* Passage provided
-- Start --
Though probably best known as a cartoonist and illustrator for The Times, Economist, Private Eye and The Oldie – a profession he took up full time in his fifties – Ged Melling was also an accomplished painter.

He was born Gerard Melling in 1934 in Stirling, the youngest child of William Melling, a coalminer, and Elizabeth MacElhaney. Known as "Ged" (pronounced Jed), he had two older brothers and an older sister. The family moved to Kilsyth, near Glasgow, when he was a child and he attended the local school before leaving at 15 to become an apprentice house painter.

After National Service in the Army in Berlin he returned to Scotland but moved to London in 1959, studying at St Martin's School of Art (1961-64) where he specialised in painting. He then taught art at various secondary schools in the London area while also drawing cartoons in his spare time. His first published cartoon appeared in Time Out in 1967. There then followed periods in Dublin (where he drew for Dublin Opinion and The Irish Times) and York (drawing for the Yorkshire Evening Press) before he returned to London.
-- End --
* Supplied information
-- Start --
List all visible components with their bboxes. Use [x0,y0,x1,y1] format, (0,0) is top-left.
-- End --
* Exercise tasks
A) Answer these from the passage on Ged Melling, each on its own line:
(i) In what town and year was he born?
(ii) At what age did he leave school, and what apprenticeship did he take up?
(iii) In which publication and year did his first published cartoon appear?
B) Please translate this sentence from the passage on Ged Melling into Spanish: "His first published cartoon appeared in Time Out in 1967."
C) Pick up the passage on Ged Melling after its last sentence and continue it.

* Results in order
A)
(i) Stirling, 1934
(ii) At 15, as an apprentice house painter
(iii) Time Out, 1967

B) Su primera viñeta publicada apareció en Time Out en 1967.

C)
Melling became a full-time professional cartoonist in 1984, working primarily for The Times and The Economist (from 1989) but he also contributed to Today, Daily and Sunday Telegraph, The Financial Times, The Spectator, The Observer, The Oldie, Sporting Life and Private Eye. However, in later life he drew less and concentrated on painting, mostly in acrylic and emulsion on canvas.

For his cartoons, he never sketched in pencil first, preferring to draw in ink with a Rotring Art Pen straight onto A4 paper. He had a distinctive loose style and signed his work simply "GED" (though he usually signed his paintings with his full name). In his Foreword to The Best of GED (2004), Richard Ingrams described Melling as "a natural artist" who used a few deceptively simple lines to make the joke, and described his cartoons as "miniature comic masterpieces". Melling himself was typically modest about his work. Interviewed for the Saatchi Gallery he said: "I've never given much thought or planning to my work. I just stand behind the pen or brush and watch it happen."

A member of the British Cartoonists' Association and the London Press Club, he exhibited his work in London, Dublin and Canada and contributed to group cartoon shows at the German embassy in London, in Osnabruck, Germany and Zemun in Serbia. For the Chelsea Festival in 1996 he designed a cartoon-themed window in a department store in Sloane Square and he also performed his own live cartoon-and-comedy show at the Battersea Arts Centre in London and at the Ayr International Cartoon Festival in Scotland.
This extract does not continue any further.